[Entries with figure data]
◇ ◇ ◇
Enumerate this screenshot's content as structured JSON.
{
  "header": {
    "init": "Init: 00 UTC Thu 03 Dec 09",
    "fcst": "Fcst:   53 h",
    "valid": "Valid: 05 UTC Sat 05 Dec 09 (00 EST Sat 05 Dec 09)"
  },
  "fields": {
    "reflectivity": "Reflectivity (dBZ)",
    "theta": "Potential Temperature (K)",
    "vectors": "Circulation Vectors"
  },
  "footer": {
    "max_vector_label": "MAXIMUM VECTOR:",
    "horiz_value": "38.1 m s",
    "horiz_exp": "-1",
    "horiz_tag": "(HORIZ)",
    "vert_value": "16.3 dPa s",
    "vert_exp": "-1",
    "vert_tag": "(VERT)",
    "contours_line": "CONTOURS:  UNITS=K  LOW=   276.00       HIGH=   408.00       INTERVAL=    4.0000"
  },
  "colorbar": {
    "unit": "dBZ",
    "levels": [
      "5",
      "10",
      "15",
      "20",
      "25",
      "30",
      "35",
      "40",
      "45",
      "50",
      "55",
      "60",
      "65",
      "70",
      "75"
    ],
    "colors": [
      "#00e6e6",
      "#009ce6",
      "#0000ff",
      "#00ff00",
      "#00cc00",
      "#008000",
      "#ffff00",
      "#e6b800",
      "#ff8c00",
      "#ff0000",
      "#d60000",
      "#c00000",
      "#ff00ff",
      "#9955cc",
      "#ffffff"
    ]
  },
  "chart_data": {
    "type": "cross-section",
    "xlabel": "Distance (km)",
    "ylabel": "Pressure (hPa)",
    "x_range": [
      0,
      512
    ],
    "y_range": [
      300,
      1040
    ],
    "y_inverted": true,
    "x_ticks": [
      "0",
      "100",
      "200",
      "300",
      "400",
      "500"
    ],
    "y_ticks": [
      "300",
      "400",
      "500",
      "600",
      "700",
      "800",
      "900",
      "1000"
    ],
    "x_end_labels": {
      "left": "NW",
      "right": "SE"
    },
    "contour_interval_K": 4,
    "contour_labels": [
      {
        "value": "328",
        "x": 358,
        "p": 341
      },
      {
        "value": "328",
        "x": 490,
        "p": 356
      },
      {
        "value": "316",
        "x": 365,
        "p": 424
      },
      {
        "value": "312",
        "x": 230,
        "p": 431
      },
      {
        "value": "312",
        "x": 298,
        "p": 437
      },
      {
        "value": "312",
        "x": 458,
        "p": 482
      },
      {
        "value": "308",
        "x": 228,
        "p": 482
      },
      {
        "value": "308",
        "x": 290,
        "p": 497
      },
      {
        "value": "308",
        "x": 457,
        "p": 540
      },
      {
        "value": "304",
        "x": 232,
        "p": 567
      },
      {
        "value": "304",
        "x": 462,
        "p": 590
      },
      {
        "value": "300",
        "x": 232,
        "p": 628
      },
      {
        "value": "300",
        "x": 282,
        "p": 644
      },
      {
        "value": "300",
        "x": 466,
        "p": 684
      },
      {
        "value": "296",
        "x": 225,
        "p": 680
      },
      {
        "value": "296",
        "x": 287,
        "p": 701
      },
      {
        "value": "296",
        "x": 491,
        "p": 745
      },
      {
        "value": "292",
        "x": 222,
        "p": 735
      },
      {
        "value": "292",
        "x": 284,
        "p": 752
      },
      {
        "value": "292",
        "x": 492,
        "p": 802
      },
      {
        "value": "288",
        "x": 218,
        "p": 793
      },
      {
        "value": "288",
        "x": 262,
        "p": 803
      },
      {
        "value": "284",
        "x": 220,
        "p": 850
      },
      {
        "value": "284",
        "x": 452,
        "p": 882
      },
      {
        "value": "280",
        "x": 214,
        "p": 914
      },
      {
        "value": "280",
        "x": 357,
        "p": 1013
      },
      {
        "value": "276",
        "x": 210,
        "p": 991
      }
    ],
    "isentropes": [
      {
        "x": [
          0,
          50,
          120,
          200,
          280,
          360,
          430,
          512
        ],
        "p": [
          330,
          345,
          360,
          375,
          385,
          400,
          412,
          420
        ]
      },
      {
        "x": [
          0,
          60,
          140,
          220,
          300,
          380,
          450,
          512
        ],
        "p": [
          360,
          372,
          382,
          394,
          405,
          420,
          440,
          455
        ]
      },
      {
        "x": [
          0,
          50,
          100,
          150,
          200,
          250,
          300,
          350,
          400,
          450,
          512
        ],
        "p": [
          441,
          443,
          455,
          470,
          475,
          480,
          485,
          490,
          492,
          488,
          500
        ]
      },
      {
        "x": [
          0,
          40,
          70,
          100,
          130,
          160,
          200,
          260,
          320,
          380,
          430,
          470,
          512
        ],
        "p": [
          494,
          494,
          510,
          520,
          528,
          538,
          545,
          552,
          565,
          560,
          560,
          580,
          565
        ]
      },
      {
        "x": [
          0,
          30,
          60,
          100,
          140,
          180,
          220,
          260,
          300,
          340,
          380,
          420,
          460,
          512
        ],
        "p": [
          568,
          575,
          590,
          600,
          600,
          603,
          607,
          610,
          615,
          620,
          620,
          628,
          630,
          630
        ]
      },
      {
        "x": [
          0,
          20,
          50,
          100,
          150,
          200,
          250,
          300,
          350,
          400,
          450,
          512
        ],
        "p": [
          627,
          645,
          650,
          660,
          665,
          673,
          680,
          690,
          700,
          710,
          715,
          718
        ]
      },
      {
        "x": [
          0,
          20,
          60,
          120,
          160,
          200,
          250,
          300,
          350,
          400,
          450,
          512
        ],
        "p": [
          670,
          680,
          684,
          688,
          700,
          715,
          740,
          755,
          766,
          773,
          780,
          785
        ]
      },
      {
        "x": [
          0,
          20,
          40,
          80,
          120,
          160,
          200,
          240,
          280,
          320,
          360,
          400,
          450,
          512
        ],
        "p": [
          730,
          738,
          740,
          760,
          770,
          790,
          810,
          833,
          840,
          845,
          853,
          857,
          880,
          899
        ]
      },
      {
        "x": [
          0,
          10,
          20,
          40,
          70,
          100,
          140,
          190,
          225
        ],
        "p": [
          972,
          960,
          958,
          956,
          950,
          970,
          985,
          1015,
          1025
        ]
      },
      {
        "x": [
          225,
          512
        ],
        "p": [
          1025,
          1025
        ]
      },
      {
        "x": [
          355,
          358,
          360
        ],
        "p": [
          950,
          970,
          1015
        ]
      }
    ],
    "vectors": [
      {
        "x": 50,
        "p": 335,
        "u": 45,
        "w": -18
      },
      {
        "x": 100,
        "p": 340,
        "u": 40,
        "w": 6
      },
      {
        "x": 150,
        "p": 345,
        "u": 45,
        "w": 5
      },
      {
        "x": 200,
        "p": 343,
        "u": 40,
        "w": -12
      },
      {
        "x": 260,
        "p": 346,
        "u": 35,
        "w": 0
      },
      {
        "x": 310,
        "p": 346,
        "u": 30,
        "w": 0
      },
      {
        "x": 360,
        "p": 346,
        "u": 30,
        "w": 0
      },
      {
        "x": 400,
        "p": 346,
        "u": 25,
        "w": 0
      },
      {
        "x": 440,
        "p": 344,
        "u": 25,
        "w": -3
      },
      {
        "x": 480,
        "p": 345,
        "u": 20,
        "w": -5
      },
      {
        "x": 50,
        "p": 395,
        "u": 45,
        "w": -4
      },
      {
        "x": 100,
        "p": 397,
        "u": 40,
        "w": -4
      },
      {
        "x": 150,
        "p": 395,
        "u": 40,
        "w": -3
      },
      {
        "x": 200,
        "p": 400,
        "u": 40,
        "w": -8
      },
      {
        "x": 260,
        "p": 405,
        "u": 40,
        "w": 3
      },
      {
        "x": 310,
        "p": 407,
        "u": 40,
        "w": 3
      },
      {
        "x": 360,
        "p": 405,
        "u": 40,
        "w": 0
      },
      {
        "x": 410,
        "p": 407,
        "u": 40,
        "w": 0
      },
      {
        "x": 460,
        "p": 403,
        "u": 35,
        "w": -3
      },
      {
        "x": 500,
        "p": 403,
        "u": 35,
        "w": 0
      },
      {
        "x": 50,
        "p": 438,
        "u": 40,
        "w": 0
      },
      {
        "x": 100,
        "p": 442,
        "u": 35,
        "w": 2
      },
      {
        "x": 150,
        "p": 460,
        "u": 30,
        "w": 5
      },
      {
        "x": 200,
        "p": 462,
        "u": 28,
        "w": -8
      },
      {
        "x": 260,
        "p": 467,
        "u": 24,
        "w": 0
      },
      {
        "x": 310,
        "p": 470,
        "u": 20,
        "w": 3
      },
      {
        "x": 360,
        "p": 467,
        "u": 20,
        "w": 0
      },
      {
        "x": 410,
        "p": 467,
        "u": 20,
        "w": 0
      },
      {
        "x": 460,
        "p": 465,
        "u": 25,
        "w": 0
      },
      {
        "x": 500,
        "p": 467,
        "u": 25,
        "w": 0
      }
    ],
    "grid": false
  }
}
◇ ◇ ◇
- _WHAT THE EXERCISE ASKS_
Copy every line above in which the string "vectors" shows up.

- _COMPLETE OUTPUT_
    "vectors": "Circulation Vectors"
    "vectors": [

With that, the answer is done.